- Stored entries:
/---

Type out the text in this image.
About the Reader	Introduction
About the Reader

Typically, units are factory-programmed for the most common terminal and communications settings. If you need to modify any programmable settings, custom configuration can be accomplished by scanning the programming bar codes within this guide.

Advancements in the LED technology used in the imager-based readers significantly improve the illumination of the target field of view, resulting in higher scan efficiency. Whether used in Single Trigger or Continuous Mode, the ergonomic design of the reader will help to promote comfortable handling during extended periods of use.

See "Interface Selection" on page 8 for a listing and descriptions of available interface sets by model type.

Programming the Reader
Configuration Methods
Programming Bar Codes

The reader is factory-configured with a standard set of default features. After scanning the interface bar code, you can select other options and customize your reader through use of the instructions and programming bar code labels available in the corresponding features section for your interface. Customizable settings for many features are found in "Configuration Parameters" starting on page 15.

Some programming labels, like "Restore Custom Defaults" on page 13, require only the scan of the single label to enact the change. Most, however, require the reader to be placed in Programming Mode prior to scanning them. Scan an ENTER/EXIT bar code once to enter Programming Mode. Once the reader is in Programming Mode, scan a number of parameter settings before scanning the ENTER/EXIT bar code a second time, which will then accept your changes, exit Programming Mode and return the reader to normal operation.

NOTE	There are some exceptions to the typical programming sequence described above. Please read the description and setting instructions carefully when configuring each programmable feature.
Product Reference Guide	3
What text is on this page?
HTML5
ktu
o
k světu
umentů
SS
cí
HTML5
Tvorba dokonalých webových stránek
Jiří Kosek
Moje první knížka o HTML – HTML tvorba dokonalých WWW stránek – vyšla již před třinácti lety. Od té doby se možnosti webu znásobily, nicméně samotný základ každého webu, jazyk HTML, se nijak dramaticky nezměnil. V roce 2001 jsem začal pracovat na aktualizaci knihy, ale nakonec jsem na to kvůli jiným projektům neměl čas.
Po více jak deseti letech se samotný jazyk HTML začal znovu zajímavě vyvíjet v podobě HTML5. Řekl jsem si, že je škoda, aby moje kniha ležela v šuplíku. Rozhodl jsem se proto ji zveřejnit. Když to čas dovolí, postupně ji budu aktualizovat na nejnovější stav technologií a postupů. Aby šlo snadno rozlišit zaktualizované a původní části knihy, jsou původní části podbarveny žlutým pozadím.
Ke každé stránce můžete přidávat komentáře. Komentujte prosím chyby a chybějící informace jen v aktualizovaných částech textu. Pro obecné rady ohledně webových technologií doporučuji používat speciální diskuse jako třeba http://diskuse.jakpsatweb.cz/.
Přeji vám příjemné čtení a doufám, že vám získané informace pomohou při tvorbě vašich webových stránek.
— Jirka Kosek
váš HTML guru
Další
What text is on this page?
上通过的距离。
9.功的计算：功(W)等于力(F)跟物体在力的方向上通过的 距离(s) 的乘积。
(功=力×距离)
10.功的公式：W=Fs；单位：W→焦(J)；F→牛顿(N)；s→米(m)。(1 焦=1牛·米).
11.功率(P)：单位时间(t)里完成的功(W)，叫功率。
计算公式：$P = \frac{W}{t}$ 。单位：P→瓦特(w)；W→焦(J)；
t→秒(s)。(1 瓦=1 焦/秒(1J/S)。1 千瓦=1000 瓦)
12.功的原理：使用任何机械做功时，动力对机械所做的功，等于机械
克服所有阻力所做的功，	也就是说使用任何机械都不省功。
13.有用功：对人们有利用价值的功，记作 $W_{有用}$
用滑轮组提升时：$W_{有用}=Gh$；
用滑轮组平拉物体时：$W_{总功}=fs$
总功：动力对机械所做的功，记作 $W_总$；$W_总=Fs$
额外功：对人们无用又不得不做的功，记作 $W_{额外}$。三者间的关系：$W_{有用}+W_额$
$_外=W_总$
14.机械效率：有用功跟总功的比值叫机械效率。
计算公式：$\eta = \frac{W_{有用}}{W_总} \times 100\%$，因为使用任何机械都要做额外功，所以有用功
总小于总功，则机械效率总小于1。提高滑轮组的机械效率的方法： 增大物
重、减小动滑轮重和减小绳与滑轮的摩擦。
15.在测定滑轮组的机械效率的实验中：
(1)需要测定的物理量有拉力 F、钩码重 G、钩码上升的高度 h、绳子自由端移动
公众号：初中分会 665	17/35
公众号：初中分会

\---

- SHORT TASK: Of the lines in the listing above, how many hold the string "instructions"? Reply with the number only.

- RESULT: 2